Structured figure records
==============================

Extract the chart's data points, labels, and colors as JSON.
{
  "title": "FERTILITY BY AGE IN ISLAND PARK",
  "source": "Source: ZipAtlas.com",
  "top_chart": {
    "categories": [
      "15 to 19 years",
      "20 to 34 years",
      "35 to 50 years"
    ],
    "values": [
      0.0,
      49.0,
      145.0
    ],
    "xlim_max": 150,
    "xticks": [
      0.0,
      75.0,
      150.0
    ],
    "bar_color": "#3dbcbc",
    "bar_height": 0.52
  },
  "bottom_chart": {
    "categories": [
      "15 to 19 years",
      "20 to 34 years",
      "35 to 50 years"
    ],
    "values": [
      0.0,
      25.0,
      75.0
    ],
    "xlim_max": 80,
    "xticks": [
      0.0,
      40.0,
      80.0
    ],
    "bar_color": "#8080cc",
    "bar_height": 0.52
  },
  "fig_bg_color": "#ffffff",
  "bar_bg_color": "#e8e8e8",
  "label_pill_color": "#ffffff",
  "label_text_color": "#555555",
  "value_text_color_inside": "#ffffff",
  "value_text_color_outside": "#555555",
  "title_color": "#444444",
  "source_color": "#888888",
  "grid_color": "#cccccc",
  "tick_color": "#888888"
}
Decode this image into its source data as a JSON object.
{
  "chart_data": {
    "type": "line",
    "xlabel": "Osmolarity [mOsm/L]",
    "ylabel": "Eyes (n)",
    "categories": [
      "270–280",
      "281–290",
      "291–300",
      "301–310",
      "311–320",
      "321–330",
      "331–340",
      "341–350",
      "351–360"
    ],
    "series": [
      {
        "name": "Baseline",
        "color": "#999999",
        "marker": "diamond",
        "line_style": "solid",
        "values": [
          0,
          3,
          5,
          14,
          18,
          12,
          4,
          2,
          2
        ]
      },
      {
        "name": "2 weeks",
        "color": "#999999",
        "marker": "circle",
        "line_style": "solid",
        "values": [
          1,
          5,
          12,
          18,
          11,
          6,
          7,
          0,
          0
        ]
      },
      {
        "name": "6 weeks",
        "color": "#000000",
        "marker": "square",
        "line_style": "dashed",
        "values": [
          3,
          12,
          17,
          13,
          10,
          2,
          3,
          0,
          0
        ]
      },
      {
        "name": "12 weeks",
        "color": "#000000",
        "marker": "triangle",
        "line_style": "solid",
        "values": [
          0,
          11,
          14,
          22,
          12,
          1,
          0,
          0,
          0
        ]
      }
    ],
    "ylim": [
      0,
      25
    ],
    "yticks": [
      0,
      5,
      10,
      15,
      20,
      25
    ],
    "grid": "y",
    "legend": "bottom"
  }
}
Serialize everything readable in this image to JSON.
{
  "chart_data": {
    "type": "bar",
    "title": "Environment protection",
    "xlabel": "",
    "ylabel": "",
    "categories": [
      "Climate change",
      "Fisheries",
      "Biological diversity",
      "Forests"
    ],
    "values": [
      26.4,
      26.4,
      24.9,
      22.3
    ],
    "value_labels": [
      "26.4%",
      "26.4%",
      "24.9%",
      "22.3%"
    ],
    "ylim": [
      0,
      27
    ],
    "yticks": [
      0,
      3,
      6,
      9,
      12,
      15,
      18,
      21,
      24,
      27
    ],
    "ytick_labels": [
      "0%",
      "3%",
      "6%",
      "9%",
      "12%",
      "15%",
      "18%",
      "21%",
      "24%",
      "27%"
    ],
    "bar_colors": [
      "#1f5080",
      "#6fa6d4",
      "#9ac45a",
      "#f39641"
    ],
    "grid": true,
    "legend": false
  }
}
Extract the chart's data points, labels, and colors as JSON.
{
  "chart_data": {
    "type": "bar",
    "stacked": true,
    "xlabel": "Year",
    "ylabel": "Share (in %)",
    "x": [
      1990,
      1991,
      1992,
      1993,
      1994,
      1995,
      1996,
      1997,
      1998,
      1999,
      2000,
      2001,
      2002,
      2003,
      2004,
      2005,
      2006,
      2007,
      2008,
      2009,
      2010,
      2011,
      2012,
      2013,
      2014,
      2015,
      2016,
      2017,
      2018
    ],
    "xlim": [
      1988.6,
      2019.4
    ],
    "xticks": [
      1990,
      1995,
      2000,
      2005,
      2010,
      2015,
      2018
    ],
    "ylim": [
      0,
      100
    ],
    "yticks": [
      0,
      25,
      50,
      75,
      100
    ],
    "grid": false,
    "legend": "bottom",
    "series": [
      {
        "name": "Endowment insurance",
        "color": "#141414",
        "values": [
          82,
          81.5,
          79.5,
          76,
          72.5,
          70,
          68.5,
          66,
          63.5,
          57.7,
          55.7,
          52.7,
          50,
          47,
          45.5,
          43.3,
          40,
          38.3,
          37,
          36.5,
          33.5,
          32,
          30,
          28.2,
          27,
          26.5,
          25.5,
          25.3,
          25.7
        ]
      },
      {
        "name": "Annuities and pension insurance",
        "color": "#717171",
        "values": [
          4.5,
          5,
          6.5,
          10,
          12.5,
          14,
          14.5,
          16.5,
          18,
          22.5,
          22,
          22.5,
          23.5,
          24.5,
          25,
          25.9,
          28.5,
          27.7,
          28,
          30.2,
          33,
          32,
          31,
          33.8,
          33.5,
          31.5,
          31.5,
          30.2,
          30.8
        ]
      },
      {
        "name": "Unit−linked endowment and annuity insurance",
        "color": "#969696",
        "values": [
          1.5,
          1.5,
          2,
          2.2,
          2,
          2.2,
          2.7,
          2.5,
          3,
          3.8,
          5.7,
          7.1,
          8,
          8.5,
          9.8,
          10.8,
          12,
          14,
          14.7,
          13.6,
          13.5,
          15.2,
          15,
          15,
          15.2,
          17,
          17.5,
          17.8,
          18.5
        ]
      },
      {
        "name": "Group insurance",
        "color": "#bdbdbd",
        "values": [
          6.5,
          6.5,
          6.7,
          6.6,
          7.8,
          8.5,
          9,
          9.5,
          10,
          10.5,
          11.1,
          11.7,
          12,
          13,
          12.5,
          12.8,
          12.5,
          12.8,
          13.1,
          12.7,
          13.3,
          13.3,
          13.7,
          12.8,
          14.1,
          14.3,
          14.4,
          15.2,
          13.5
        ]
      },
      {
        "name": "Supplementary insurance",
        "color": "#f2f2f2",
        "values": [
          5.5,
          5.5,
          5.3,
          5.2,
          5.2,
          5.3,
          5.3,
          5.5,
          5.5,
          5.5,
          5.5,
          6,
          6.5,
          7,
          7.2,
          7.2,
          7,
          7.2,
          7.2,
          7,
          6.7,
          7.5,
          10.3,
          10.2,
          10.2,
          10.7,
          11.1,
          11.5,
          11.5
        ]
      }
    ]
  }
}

==============================

> [Task prompt]: Search the records for the word "weeks", then list every line that has it.

> [Solution to the problem]:
        "name": "2 weeks",
        "name": "6 weeks",
        "name": "12 weeks",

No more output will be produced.